Begin
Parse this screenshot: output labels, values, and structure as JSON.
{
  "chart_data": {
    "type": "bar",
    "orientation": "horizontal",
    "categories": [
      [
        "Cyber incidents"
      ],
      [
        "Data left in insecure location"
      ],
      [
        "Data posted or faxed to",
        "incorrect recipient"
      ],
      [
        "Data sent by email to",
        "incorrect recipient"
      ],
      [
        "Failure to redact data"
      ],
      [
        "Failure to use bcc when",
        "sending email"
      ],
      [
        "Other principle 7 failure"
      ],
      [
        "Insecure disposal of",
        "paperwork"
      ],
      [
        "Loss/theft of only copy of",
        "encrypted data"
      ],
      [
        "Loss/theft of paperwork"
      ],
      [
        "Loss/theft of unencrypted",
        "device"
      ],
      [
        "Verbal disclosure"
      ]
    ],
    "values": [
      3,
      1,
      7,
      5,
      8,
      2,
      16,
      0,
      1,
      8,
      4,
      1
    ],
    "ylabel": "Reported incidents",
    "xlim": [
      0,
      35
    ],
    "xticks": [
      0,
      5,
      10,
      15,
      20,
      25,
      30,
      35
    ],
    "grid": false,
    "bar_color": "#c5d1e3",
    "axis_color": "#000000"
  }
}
End
◆ WRITTEN TASK ◆
Repeat each record exactly, leaving nothing out.

◆ RESPONSE TO THE TASK ◆
Parse this screenshot: output labels, values, and structure as JSON.
{
  "chart_data": {
    "type": "bar",
    "orientation": "horizontal",
    "categories": [
      [
        "Cyber incidents"
      ],
      [
        "Data left in insecure location"
      ],
      [
        "Data posted or faxed to",
        "incorrect recipient"
      ],
      [
        "Data sent by email to",
        "incorrect recipient"
      ],
      [
        "Failure to redact data"
      ],
      [
        "Failure to use bcc when",
        "sending email"
      ],
      [
        "Other principle 7 failure"
      ],
      [
        "Insecure disposal of",
        "paperwork"
      ],
      [
        "Loss/theft of only copy of",
        "encrypted data"
      ],
      [
        "Loss/theft of paperwork"
      ],
      [
        "Loss/theft of unencrypted",
        "device"
      ],
      [
        "Verbal disclosure"
      ]
    ],
    "values": [
      3,
      1,
      7,
      5,
      8,
      2,
      16,
      0,
      1,
      8,
      4,
      1
    ],
    "ylabel": "Reported incidents",
    "xlim": [
      0,
      35
    ],
    "xticks": [
      0,
      5,
      10,
      15,
      20,
      25,
      30,
      35
    ],
    "grid": false,
    "bar_color": "#c5d1e3",
    "axis_color": "#000000"
  }
}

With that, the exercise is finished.